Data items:
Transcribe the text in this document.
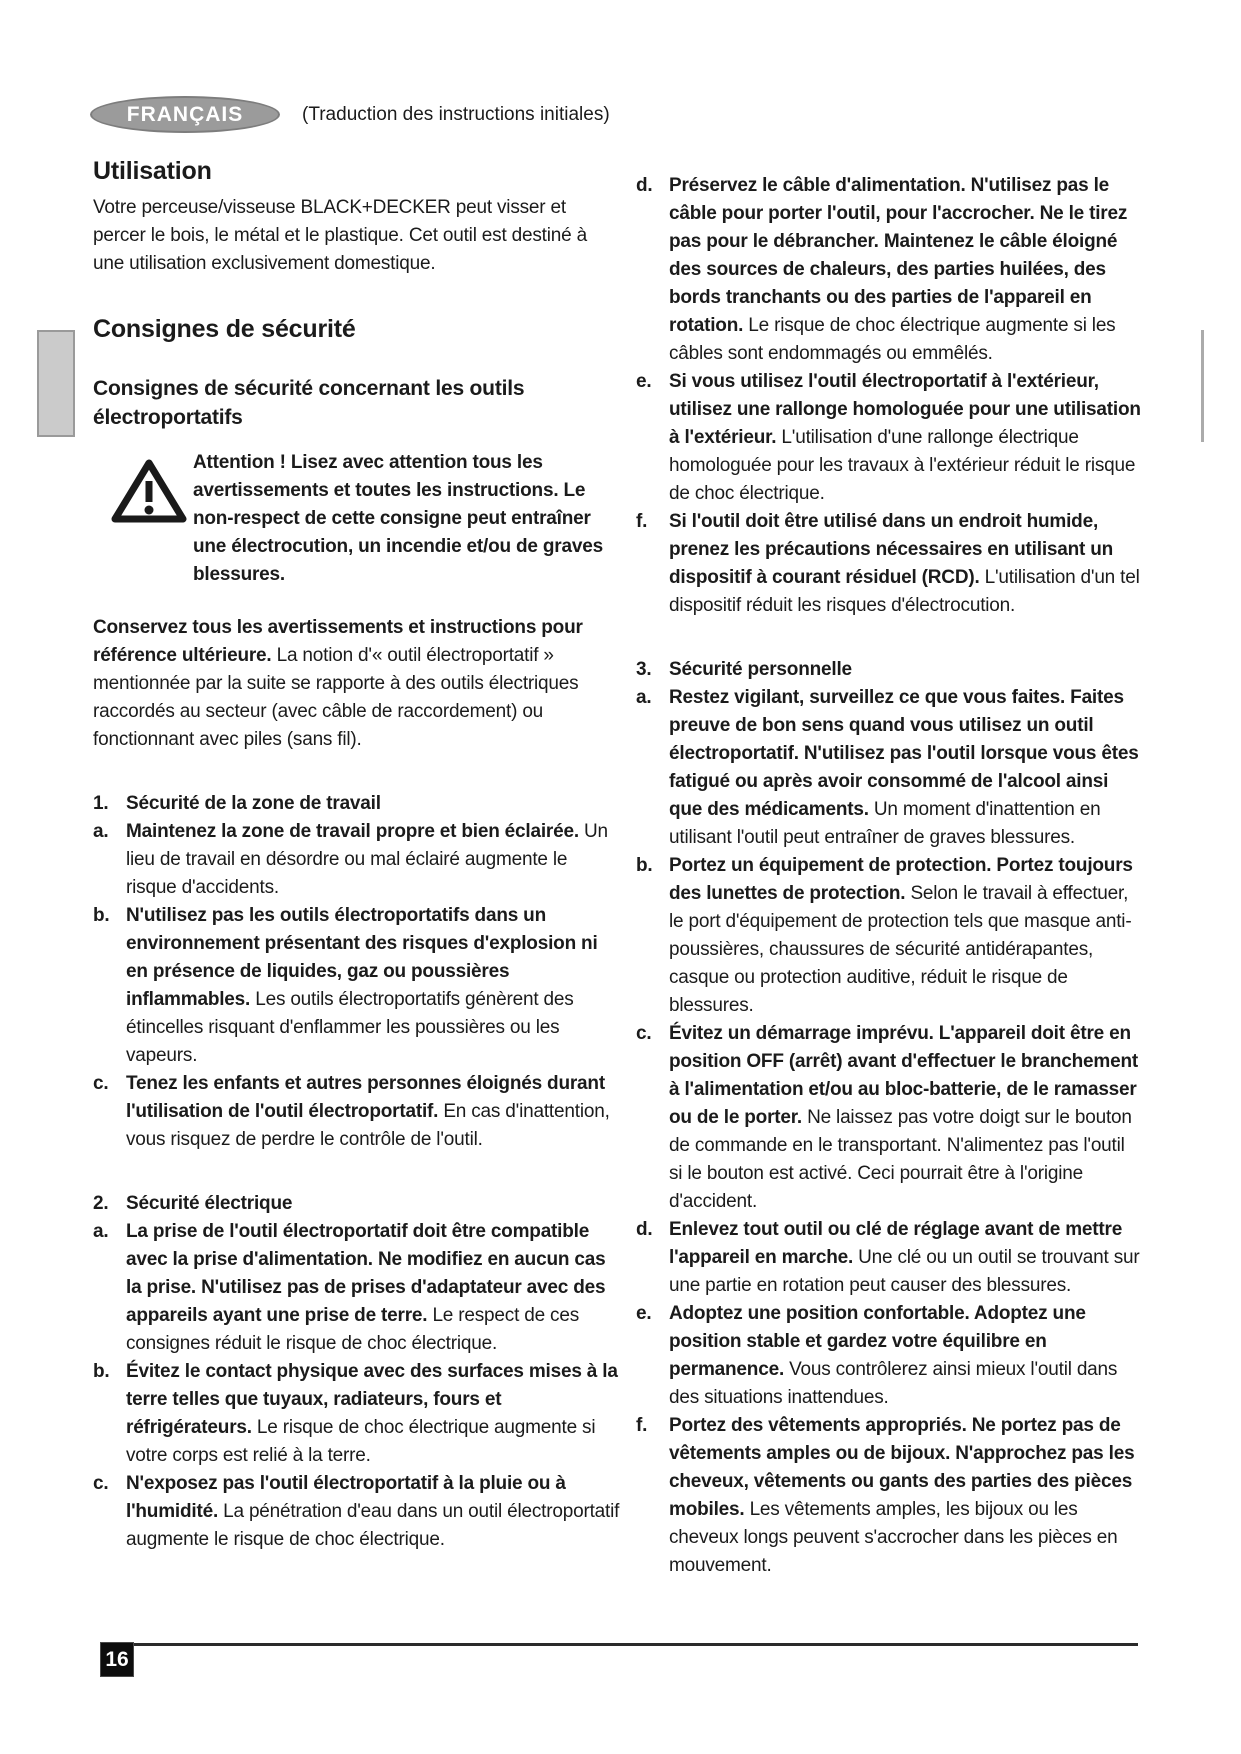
FRANÇAIS	(Traduction des instructions initiales)
Utilisation
Votre perceuse/visseuse BLACK+DECKER peut visser et percer le bois, le métal et le plastique. Cet outil est destiné à une utilisation exclusivement domestique.
Consignes de sécurité
Consignes de sécurité concernant les outils électroportatifs
Attention ! Lisez avec attention tous les avertissements et toutes les instructions. Le non-respect de cette consigne peut entraîner une électrocution, un incendie et/ou de graves blessures.
Conservez tous les avertissements et instructions pour référence ultérieure. La notion d'« outil électroportatif » mentionnée par la suite se rapporte à des outils électriques raccordés au secteur (avec câble de raccordement) ou fonctionnant avec piles (sans fil).
1. Sécurité de la zone de travail
a. Maintenez la zone de travail propre et bien éclairée. Un lieu de travail en désordre ou mal éclairé augmente le risque d'accidents.
b. N'utilisez pas les outils électroportatifs dans un environnement présentant des risques d'explosion ni en présence de liquides, gaz ou poussières inflammables. Les outils électroportatifs génèrent des étincelles risquant d'enflammer les poussières ou les vapeurs.
c. Tenez les enfants et autres personnes éloignés durant l'utilisation de l'outil électroportatif. En cas d'inattention, vous risquez de perdre le contrôle de l'outil.
2. Sécurité électrique
a. La prise de l'outil électroportatif doit être compatible avec la prise d'alimentation. Ne modifiez en aucun cas la prise. N'utilisez pas de prises d'adaptateur avec des appareils ayant une prise de terre. Le respect de ces consignes réduit le risque de choc électrique.
b. Évitez le contact physique avec des surfaces mises à la terre telles que tuyaux, radiateurs, fours et réfrigérateurs. Le risque de choc électrique augmente si votre corps est relié à la terre.
c. N'exposez pas l'outil électroportatif à la pluie ou à l'humidité. La pénétration d'eau dans un outil électroportatif augmente le risque de choc électrique.
d. Préservez le câble d'alimentation. N'utilisez pas le câble pour porter l'outil, pour l'accrocher. Ne le tirez pas pour le débrancher. Maintenez le câble éloigné des sources de chaleurs, des parties huilées, des bords tranchants ou des parties de l'appareil en rotation. Le risque de choc électrique augmente si les câbles sont endommagés ou emmêlés.
e. Si vous utilisez l'outil électroportatif à l'extérieur, utilisez une rallonge homologuée pour une utilisation à l'extérieur. L'utilisation d'une rallonge électrique homologuée pour les travaux à l'extérieur réduit le risque de choc électrique.
f. Si l'outil doit être utilisé dans un endroit humide, prenez les précautions nécessaires en utilisant un dispositif à courant résiduel (RCD). L'utilisation d'un tel dispositif réduit les risques d'électrocution.
3. Sécurité personnelle
a. Restez vigilant, surveillez ce que vous faites. Faites preuve de bon sens quand vous utilisez un outil électroportatif. N'utilisez pas l'outil lorsque vous êtes fatigué ou après avoir consommé de l'alcool ainsi que des médicaments. Un moment d'inattention en utilisant l'outil peut entraîner de graves blessures.
b. Portez un équipement de protection. Portez toujours des lunettes de protection. Selon le travail à effectuer, le port d'équipement de protection tels que masque anti-poussières, chaussures de sécurité antidérapantes, casque ou protection auditive, réduit le risque de blessures.
c. Évitez un démarrage imprévu. L'appareil doit être en position OFF (arrêt) avant d'effectuer le branchement à l'alimentation et/ou au bloc-batterie, de le ramasser ou de le porter. Ne laissez pas votre doigt sur le bouton de commande en le transportant. N'alimentez pas l'outil si le bouton est activé. Ceci pourrait être à l'origine d'accident.
d. Enlevez tout outil ou clé de réglage avant de mettre l'appareil en marche. Une clé ou un outil se trouvant sur une partie en rotation peut causer des blessures.
e. Adoptez une position confortable. Adoptez une position stable et gardez votre équilibre en permanence. Vous contrôlerez ainsi mieux l'outil dans des situations inattendues.
f. Portez des vêtements appropriés. Ne portez pas de vêtements amples ou de bijoux. N'approchez pas les cheveux, vêtements ou gants des parties des pièces mobiles. Les vêtements amples, les bijoux ou les cheveux longs peuvent s'accrocher dans les pièces en mouvement.
16
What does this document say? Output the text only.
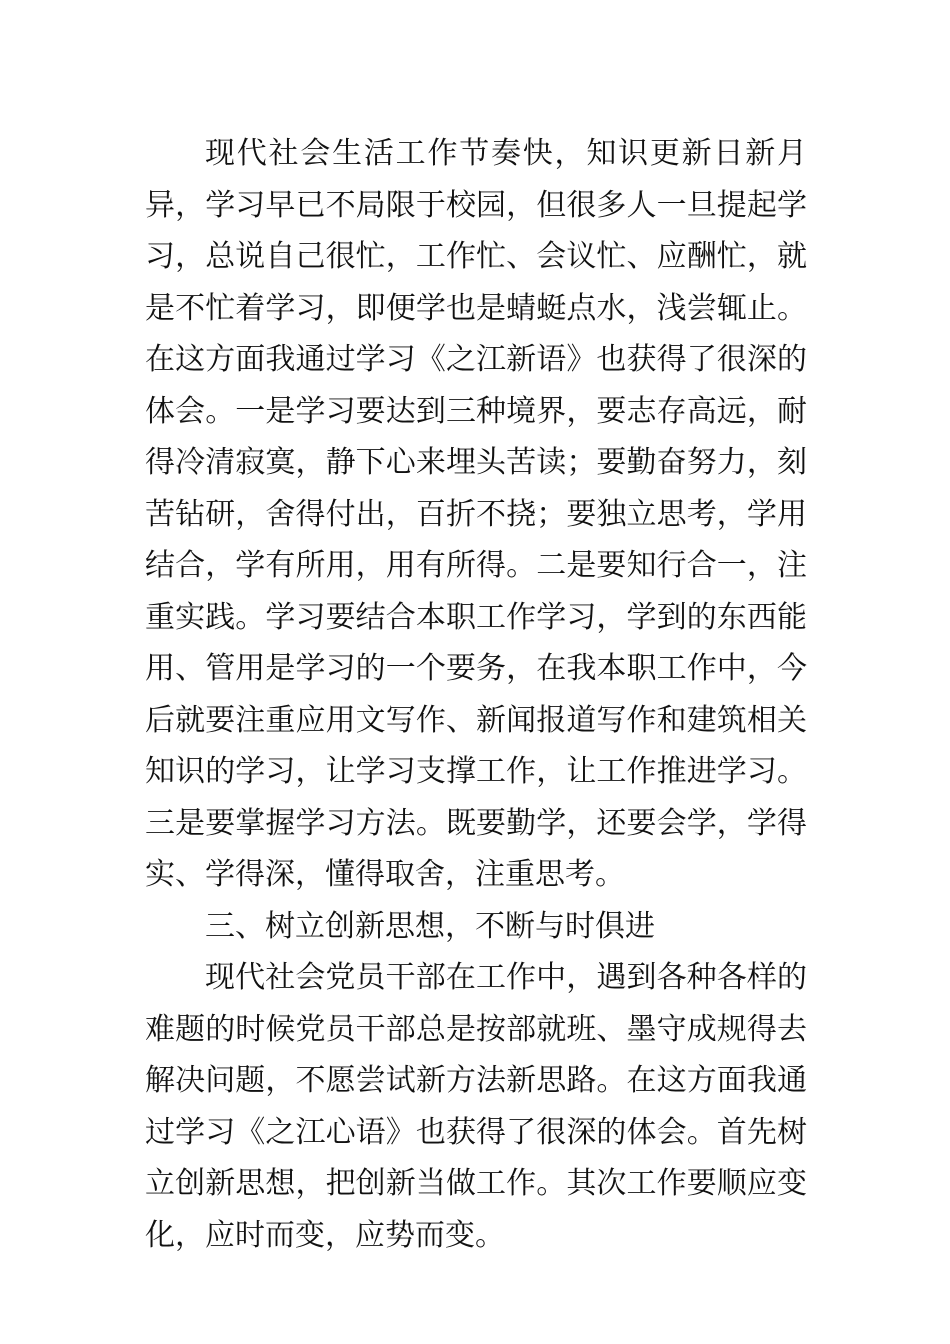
现代社会生活工作节奏快，知识更新日新月异，学习早已不局限于校园，但很多人一旦提起学习，总说自己很忙，工作忙、会议忙、应酬忙，就是不忙着学习，即便学也是蜻蜓点水，浅尝辄止。在这方面我通过学习《之江新语》也获得了很深的体会。一是学习要达到三种境界，要志存高远，耐得冷清寂寞，静下心来埋头苦读；要勤奋努力，刻苦钻研，舍得付出，百折不挠；要独立思考，学用结合，学有所用，用有所得。二是要知行合一，注重实践。学习要结合本职工作学习，学到的东西能用、管用是学习的一个要务，在我本职工作中，今后就要注重应用文写作、新闻报道写作和建筑相关知识的学习，让学习支撑工作，让工作推进学习。三是要掌握学习方法。既要勤学，还要会学，学得实、学得深，懂得取舍，注重思考。

三、树立创新思想，不断与时俱进

现代社会党员干部在工作中，遇到各种各样的难题的时候党员干部总是按部就班、墨守成规得去解决问题，不愿尝试新方法新思路。在这方面我通过学习《之江心语》也获得了很深的体会。首先树立创新思想，把创新当做工作。其次工作要顺应变化，应时而变，应势而变。
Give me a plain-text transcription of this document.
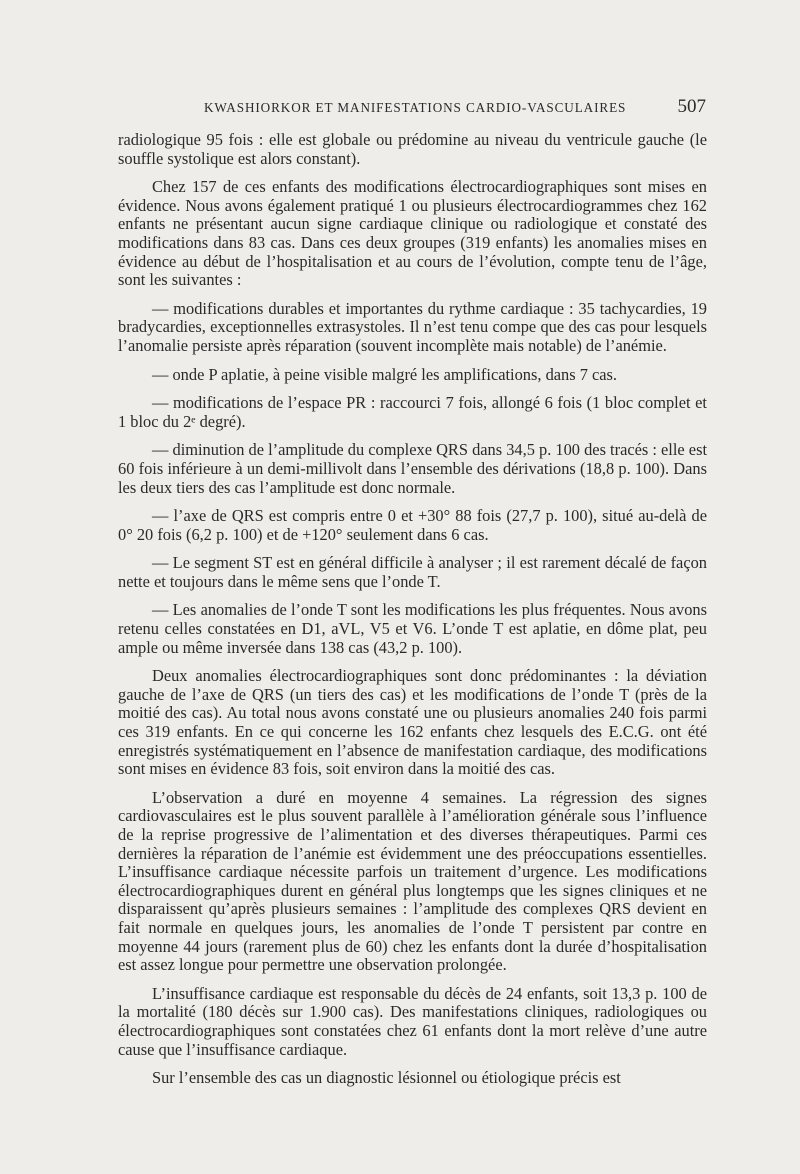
KWASHIORKOR ET MANIFESTATIONS CARDIO-VASCULAIRES	507

radiologique 95 fois : elle est globale ou prédomine au niveau du ventricule gauche (le souffle systolique est alors constant).

Chez 157 de ces enfants des modifications électrocardiographiques sont mises en évidence. Nous avons également pratiqué 1 ou plusieurs électrocardiogrammes chez 162 enfants ne présentant aucun signe cardiaque clinique ou radiologique et constaté des modifications dans 83 cas. Dans ces deux groupes (319 enfants) les anomalies mises en évidence au début de l’hospitalisation et au cours de l’évolution, compte tenu de l’âge, sont les suivantes :

— modifications durables et importantes du rythme cardiaque : 35 tachycardies, 19 bradycardies, exceptionnelles extrasystoles. Il n’est tenu compe que des cas pour lesquels l’anomalie persiste après réparation (souvent incomplète mais notable) de l’anémie.

— onde P aplatie, à peine visible malgré les amplifications, dans 7 cas.

— modifications de l’espace PR : raccourci 7 fois, allongé 6 fois (1 bloc complet et 1 bloc du 2ᵉ degré).

— diminution de l’amplitude du complexe QRS dans 34,5 p. 100 des tracés : elle est 60 fois inférieure à un demi-millivolt dans l’ensemble des dérivations (18,8 p. 100). Dans les deux tiers des cas l’amplitude est donc normale.

— l’axe de QRS est compris entre 0 et +30° 88 fois (27,7 p. 100), situé au-delà de 0° 20 fois (6,2 p. 100) et de +120° seulement dans 6 cas.

— Le segment ST est en général difficile à analyser ; il est rarement décalé de façon nette et toujours dans le même sens que l’onde T.

— Les anomalies de l’onde T sont les modifications les plus fréquentes. Nous avons retenu celles constatées en D1, aVL, V5 et V6. L’onde T est aplatie, en dôme plat, peu ample ou même inversée dans 138 cas (43,2 p. 100).

Deux anomalies électrocardiographiques sont donc prédominantes : la déviation gauche de l’axe de QRS (un tiers des cas) et les modifications de l’onde T (près de la moitié des cas). Au total nous avons constaté une ou plusieurs anomalies 240 fois parmi ces 319 enfants. En ce qui concerne les 162 enfants chez lesquels des E.C.G. ont été enregistrés systématiquement en l’absence de manifestation cardiaque, des modifications sont mises en évidence 83 fois, soit environ dans la moitié des cas.

L’observation a duré en moyenne 4 semaines. La régression des signes cardiovasculaires est le plus souvent parallèle à l’amélioration générale sous l’influence de la reprise progressive de l’alimentation et des diverses thérapeutiques. Parmi ces dernières la réparation de l’anémie est évidemment une des préoccupations essentielles. L’insuffisance cardiaque nécessite parfois un traitement d’urgence. Les modifications électrocardiographiques durent en général plus longtemps que les signes cliniques et ne disparaissent qu’après plusieurs semaines : l’amplitude des complexes QRS devient en fait normale en quelques jours, les anomalies de l’onde T persistent par contre en moyenne 44 jours (rarement plus de 60) chez les enfants dont la durée d’hospitalisation est assez longue pour permettre une observation prolongée.

L’insuffisance cardiaque est responsable du décès de 24 enfants, soit 13,3 p. 100 de la mortalité (180 décès sur 1.900 cas). Des manifestations cliniques, radiologiques ou électrocardiographiques sont constatées chez 61 enfants dont la mort relève d’une autre cause que l’insuffisance cardiaque.

Sur l’ensemble des cas un diagnostic lésionnel ou étiologique précis est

=== Given request ===
Gather every line from the entries above where the word "ensemble" appears, and copy them.

=== Reply ===
— diminution de l’amplitude du complexe QRS dans 34,5 p. 100 des tracés : elle est 60 fois inférieure à un demi-millivolt dans l’ensemble des dérivations (18,8 p. 100). Dans les deux tiers des cas l’amplitude est donc normale.
Sur l’ensemble des cas un diagnostic lésionnel ou étiologique précis est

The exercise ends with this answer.